*Set task A*
Write out the gigging thread from "Anyone have any" up to and including "That was cool/creepy.".
*Set task B*
According to the gigging thread, why did the fish slide off the stringer during the family outing?

*Given text*
^^^^^^^^^^^^^^^^

# Funny stories gigging



## TurtleLA (Mar 21, 2011)

Anyone have any funny stories gigging? When I was a kid gigging with the family, my dad get a doormat. My mom was wading with my sis and came over to string it. She slid the stringer through his mouth but forgot to run it through the ring. Well the fish slides off as we continue to walk. Man my dad had the red azz. Another time a buddy was holding a Coleman lantern and fell in a hole. Lantern goes flying and breaks the wicks. Well I laughed until I realized we didn't have anymore wicks.


----------



## drifterfisher (Oct 9, 2009)

Kinda new to gigging,about 2 years of it now,but I was followed by a red fox on the bank for a few hundred yards. That was cool/creepy.


----------



## TurtleLA (Mar 21, 2011)

Wow, that's a first I've ever heard of. I got another one. I was gigging on cat island when I was a teenager and the water was murky. Well I step on a small stingray and I go flying. I land in the water face first and covered in sand all over my face. Luckily it didn't stick me.

^^^^^^^^^^^^^^^^

[Data entries]
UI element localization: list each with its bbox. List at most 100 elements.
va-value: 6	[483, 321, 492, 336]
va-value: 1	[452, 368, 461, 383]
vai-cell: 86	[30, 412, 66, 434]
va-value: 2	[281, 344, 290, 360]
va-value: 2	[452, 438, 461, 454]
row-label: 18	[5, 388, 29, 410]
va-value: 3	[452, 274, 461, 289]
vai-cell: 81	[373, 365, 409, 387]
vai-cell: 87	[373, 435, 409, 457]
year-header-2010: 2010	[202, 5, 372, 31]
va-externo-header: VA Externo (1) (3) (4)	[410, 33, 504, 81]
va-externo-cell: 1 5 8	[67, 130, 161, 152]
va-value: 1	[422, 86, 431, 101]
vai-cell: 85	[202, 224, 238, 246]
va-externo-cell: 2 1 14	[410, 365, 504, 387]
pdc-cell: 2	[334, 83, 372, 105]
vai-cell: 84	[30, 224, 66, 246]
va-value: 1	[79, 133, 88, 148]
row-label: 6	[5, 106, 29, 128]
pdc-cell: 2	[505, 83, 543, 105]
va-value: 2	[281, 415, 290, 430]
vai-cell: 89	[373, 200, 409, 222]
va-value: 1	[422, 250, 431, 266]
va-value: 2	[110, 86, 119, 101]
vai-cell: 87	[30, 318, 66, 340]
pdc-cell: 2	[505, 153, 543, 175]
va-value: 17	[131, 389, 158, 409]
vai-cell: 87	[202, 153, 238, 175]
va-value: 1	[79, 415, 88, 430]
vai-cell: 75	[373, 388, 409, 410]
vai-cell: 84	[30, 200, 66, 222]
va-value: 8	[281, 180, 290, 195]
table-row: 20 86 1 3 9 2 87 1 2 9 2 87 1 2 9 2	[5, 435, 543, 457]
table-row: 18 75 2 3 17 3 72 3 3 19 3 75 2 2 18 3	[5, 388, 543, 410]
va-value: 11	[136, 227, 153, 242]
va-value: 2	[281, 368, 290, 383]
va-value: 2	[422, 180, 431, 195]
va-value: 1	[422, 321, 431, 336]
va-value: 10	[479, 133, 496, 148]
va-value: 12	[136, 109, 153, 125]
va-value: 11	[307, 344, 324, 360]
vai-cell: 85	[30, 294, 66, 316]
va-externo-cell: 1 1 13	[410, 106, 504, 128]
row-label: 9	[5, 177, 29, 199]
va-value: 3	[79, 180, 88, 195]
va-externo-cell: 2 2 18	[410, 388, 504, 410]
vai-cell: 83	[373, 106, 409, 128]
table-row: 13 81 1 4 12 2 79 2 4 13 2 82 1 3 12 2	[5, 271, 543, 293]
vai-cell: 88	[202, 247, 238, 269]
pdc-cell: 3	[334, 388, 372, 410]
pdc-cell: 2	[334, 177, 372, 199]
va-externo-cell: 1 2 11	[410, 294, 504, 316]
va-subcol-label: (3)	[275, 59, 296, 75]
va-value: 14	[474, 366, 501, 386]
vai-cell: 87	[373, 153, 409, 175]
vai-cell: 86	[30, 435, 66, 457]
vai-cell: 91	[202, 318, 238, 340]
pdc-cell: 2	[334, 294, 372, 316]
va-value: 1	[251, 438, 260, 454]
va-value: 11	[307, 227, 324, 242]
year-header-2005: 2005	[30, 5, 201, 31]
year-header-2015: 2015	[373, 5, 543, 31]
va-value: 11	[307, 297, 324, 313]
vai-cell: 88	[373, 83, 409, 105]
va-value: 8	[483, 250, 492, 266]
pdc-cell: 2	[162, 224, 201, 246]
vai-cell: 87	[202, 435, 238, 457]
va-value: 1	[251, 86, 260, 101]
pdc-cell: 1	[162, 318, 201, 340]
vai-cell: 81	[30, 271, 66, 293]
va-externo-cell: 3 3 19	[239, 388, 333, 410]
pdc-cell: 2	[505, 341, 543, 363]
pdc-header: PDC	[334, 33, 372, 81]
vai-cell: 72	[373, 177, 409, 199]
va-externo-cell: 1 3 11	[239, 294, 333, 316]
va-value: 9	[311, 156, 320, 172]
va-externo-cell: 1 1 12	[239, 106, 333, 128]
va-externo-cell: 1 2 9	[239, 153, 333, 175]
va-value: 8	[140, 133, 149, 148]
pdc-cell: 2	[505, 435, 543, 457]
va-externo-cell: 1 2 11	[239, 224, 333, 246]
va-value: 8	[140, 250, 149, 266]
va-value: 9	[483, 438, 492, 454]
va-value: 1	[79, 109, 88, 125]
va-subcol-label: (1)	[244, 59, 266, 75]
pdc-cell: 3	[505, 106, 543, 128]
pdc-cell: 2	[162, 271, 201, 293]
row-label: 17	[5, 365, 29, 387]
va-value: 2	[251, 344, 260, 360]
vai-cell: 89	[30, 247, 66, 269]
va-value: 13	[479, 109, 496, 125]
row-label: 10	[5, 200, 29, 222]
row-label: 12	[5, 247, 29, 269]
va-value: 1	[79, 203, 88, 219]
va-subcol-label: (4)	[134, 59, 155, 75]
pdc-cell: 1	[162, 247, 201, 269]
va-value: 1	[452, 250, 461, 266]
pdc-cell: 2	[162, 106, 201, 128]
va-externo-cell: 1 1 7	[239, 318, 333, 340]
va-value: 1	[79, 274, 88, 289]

^^^^^^^^^^^^^^^^

*Task solution A*
Anyone have any funny stories gigging? When I was a kid gigging with the family, my dad get a doormat. My mom was wading with my sis and came over to string it. She slid the stringer through his mouth but forgot to run it through the ring. Well the fish slides off as we continue to walk. Man my dad had the red azz. Another time a buddy was holding a Coleman lantern and fell in a hole. Lantern goes flying and breaks the wicks. Well I laughed until I realized we didn't have anymore wicks.


----------



## drifterfisher (Oct 9, 2009)

Kinda new to gigging,about 2 years of it now,but I was followed by a red fox on the bank for a few hundred yards. That was cool/creepy.

*Task solution B*
The mother slid the stringer through the fish's mouth but forgot to run it through the ring. As a result, the fish slid off as the family continued walking.